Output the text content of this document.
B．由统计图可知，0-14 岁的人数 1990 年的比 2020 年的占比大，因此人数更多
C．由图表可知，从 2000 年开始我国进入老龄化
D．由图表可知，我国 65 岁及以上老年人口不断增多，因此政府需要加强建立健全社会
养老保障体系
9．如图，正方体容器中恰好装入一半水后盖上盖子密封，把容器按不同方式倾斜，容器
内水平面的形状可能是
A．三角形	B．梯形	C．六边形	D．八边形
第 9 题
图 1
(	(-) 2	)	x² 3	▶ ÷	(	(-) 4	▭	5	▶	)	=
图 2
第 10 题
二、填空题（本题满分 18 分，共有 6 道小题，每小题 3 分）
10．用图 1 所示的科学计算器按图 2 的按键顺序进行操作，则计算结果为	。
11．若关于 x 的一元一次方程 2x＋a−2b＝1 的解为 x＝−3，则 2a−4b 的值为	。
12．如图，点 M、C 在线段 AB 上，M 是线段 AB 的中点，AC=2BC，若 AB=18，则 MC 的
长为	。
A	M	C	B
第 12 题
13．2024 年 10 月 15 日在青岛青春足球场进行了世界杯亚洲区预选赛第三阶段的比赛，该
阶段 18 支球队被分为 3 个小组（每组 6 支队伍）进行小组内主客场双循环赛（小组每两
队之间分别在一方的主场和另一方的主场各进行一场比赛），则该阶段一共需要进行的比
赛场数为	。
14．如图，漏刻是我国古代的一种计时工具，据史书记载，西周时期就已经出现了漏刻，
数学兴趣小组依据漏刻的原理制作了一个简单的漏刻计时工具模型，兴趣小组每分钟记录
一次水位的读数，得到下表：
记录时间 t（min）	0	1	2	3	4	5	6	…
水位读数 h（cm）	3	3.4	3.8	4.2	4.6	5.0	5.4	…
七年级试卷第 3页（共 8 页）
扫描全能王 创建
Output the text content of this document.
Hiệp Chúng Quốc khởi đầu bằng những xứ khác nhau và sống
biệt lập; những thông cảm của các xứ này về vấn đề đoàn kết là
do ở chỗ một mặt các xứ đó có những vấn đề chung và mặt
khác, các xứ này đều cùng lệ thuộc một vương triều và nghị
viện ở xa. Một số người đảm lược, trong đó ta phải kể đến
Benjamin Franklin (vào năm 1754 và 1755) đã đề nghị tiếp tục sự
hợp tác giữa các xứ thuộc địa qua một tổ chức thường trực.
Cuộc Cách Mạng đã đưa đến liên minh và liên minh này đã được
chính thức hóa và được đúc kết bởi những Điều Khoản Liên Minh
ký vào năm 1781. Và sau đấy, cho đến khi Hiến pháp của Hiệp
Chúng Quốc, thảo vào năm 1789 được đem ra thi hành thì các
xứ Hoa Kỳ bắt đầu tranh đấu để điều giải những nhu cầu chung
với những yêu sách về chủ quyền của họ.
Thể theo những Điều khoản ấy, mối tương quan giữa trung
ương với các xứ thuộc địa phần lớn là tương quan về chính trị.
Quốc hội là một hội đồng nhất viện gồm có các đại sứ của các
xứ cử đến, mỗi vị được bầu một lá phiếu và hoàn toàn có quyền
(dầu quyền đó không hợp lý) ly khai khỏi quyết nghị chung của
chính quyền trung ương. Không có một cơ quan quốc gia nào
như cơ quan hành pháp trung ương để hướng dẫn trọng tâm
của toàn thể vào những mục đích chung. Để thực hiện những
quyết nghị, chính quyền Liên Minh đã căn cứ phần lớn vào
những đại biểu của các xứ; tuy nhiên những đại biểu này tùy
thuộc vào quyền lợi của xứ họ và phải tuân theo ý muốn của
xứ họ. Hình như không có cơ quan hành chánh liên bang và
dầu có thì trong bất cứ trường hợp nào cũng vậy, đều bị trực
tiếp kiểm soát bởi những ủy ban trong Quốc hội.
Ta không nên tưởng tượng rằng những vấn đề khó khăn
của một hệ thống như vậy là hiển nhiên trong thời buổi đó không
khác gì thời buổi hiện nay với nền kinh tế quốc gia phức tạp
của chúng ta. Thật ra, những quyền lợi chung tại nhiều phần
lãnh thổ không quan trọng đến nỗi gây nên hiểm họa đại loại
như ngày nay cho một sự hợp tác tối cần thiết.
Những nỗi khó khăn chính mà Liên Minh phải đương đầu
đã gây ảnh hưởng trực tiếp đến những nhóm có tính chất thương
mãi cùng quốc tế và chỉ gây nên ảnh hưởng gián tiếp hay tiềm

# # #

__YOUR INSTRUCTIONS__
Gather each line from the listing above that holds "hưởng".

__EXERCISE OUTPUT__
đã gây ảnh hưởng trực tiếp đến những nhóm có tính chất thương
mãi cùng quốc tế và chỉ gây nên ảnh hưởng gián tiếp hay tiềm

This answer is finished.